▶ [Given exercise]: Please rewrite the material below with every "chevron-right-icon" changed to "arrow-right-icon" and everything else left as it is.

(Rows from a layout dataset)
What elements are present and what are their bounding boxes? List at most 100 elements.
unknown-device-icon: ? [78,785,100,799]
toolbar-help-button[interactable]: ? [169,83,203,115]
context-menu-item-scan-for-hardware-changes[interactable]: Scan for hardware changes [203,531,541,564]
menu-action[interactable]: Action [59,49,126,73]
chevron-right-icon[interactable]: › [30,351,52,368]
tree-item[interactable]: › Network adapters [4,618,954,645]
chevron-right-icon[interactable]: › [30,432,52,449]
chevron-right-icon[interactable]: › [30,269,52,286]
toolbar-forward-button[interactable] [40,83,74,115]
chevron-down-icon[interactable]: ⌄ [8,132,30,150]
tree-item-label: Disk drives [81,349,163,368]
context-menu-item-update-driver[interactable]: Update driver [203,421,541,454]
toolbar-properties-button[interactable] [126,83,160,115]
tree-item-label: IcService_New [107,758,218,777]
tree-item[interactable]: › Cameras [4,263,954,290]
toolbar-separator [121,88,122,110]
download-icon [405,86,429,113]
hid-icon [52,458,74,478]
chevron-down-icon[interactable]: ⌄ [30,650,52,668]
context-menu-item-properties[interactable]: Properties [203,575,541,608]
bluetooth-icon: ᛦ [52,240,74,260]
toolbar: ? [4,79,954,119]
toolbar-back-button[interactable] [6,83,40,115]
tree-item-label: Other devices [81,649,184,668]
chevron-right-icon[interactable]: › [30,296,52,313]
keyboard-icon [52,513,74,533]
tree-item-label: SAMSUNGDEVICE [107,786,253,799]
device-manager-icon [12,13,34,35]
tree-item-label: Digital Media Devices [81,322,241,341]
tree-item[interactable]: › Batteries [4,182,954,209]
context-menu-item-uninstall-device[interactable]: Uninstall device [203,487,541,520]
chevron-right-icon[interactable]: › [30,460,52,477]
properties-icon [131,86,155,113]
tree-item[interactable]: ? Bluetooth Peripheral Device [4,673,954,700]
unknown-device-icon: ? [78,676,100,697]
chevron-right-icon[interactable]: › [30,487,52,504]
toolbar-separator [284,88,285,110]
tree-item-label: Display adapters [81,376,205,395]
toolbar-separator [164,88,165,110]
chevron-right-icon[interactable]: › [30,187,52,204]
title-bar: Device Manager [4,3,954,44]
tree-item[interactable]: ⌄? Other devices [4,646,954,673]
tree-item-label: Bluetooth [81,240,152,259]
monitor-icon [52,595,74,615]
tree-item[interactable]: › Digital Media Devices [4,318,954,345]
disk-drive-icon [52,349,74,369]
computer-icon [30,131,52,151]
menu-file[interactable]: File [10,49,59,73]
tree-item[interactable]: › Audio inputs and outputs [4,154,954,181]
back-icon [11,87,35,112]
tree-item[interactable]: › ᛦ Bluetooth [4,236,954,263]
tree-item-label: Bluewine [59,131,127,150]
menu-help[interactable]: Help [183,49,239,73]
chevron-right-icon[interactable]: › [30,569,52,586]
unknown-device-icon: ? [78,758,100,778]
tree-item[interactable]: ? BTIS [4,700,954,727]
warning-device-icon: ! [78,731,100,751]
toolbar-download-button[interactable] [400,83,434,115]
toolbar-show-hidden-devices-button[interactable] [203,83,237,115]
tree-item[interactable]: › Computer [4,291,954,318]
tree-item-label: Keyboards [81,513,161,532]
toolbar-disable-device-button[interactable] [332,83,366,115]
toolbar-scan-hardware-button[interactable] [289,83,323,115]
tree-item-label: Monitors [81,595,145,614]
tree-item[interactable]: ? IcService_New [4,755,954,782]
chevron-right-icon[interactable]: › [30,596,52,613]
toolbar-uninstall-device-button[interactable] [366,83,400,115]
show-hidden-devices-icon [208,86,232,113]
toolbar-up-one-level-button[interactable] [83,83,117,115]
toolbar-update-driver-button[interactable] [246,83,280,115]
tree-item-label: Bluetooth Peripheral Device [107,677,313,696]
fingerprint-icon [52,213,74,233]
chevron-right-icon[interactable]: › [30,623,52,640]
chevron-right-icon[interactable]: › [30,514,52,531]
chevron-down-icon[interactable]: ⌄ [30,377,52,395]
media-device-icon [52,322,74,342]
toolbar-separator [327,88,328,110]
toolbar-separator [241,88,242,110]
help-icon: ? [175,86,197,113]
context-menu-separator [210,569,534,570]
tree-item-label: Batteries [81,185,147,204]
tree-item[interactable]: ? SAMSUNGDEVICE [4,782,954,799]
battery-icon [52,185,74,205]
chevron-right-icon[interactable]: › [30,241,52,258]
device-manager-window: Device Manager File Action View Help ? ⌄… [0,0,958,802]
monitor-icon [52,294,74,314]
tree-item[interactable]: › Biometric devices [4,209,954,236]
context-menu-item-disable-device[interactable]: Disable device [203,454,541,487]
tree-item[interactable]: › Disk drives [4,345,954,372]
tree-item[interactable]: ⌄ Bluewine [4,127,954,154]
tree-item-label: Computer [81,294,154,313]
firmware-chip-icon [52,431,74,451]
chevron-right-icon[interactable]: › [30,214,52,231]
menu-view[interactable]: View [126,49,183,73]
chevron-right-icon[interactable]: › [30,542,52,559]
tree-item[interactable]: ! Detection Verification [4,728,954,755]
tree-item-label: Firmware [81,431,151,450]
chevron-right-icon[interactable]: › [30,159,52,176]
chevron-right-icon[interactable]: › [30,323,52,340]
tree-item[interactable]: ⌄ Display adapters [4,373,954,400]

▶ [Solved problem]:
What elements are present and what are their bounding boxes? List at most 100 elements.
unknown-device-icon: ? [78,785,100,799]
toolbar-help-button[interactable]: ? [169,83,203,115]
context-menu-item-scan-for-hardware-changes[interactable]: Scan for hardware changes [203,531,541,564]
menu-action[interactable]: Action [59,49,126,73]
arrow-right-icon[interactable]: › [30,351,52,368]
tree-item[interactable]: › Network adapters [4,618,954,645]
arrow-right-icon[interactable]: › [30,432,52,449]
arrow-right-icon[interactable]: › [30,269,52,286]
toolbar-forward-button[interactable] [40,83,74,115]
chevron-down-icon[interactable]: ⌄ [8,132,30,150]
tree-item-label: Disk drives [81,349,163,368]
context-menu-item-update-driver[interactable]: Update driver [203,421,541,454]
toolbar-properties-button[interactable] [126,83,160,115]
tree-item-label: IcService_New [107,758,218,777]
tree-item[interactable]: › Cameras [4,263,954,290]
toolbar-separator [121,88,122,110]
download-icon [405,86,429,113]
hid-icon [52,458,74,478]
chevron-down-icon[interactable]: ⌄ [30,650,52,668]
context-menu-item-properties[interactable]: Properties [203,575,541,608]
bluetooth-icon: ᛦ [52,240,74,260]
toolbar: ? [4,79,954,119]
toolbar-back-button[interactable] [6,83,40,115]
tree-item-label: Other devices [81,649,184,668]
arrow-right-icon[interactable]: › [30,296,52,313]
keyboard-icon [52,513,74,533]
tree-item-label: SAMSUNGDEVICE [107,786,253,799]
device-manager-icon [12,13,34,35]
tree-item-label: Digital Media Devices [81,322,241,341]
tree-item[interactable]: › Batteries [4,182,954,209]
context-menu-item-uninstall-device[interactable]: Uninstall device [203,487,541,520]
arrow-right-icon[interactable]: › [30,460,52,477]
properties-icon [131,86,155,113]
tree-item[interactable]: ? Bluetooth Peripheral Device [4,673,954,700]
unknown-device-icon: ? [78,676,100,697]
arrow-right-icon[interactable]: › [30,487,52,504]
toolbar-separator [284,88,285,110]
tree-item-label: Display adapters [81,376,205,395]
toolbar-separator [164,88,165,110]
arrow-right-icon[interactable]: › [30,187,52,204]
title-bar: Device Manager [4,3,954,44]
tree-item[interactable]: ⌄? Other devices [4,646,954,673]
tree-item-label: Bluetooth [81,240,152,259]
monitor-icon [52,595,74,615]
tree-item[interactable]: › Digital Media Devices [4,318,954,345]
disk-drive-icon [52,349,74,369]
computer-icon [30,131,52,151]
menu-file[interactable]: File [10,49,59,73]
tree-item[interactable]: › Audio inputs and outputs [4,154,954,181]
back-icon [11,87,35,112]
tree-item[interactable]: › ᛦ Bluetooth [4,236,954,263]
tree-item-label: Bluewine [59,131,127,150]
menu-help[interactable]: Help [183,49,239,73]
arrow-right-icon[interactable]: › [30,569,52,586]
unknown-device-icon: ? [78,758,100,778]
tree-item[interactable]: ? BTIS [4,700,954,727]
warning-device-icon: ! [78,731,100,751]
toolbar-download-button[interactable] [400,83,434,115]
toolbar-show-hidden-devices-button[interactable] [203,83,237,115]
tree-item[interactable]: › Computer [4,291,954,318]
tree-item-label: Keyboards [81,513,161,532]
toolbar-disable-device-button[interactable] [332,83,366,115]
toolbar-scan-hardware-button[interactable] [289,83,323,115]
tree-item-label: Monitors [81,595,145,614]
tree-item[interactable]: ? IcService_New [4,755,954,782]
arrow-right-icon[interactable]: › [30,596,52,613]
toolbar-uninstall-device-button[interactable] [366,83,400,115]
show-hidden-devices-icon [208,86,232,113]
toolbar-up-one-level-button[interactable] [83,83,117,115]
toolbar-update-driver-button[interactable] [246,83,280,115]
tree-item-label: Bluetooth Peripheral Device [107,677,313,696]
fingerprint-icon [52,213,74,233]
arrow-right-icon[interactable]: › [30,623,52,640]
arrow-right-icon[interactable]: › [30,514,52,531]
chevron-down-icon[interactable]: ⌄ [30,377,52,395]
media-device-icon [52,322,74,342]
toolbar-separator [327,88,328,110]
toolbar-separator [241,88,242,110]
help-icon: ? [175,86,197,113]
context-menu-separator [210,569,534,570]
tree-item-label: Batteries [81,185,147,204]
tree-item[interactable]: ? SAMSUNGDEVICE [4,782,954,799]
battery-icon [52,185,74,205]
arrow-right-icon[interactable]: › [30,241,52,258]
device-manager-window: Device Manager File Action View Help ? ⌄… [0,0,958,802]
monitor-icon [52,294,74,314]
tree-item[interactable]: › Biometric devices [4,209,954,236]
context-menu-item-disable-device[interactable]: Disable device [203,454,541,487]
tree-item[interactable]: › Disk drives [4,345,954,372]
tree-item[interactable]: ⌄ Bluewine [4,127,954,154]
tree-item-label: Computer [81,294,154,313]
firmware-chip-icon [52,431,74,451]
arrow-right-icon[interactable]: › [30,214,52,231]
menu-view[interactable]: View [126,49,183,73]
arrow-right-icon[interactable]: › [30,542,52,559]
tree-item[interactable]: ! Detection Verification [4,728,954,755]
tree-item-label: Firmware [81,431,151,450]
arrow-right-icon[interactable]: › [30,159,52,176]
arrow-right-icon[interactable]: › [30,323,52,340]
tree-item[interactable]: ⌄ Display adapters [4,373,954,400]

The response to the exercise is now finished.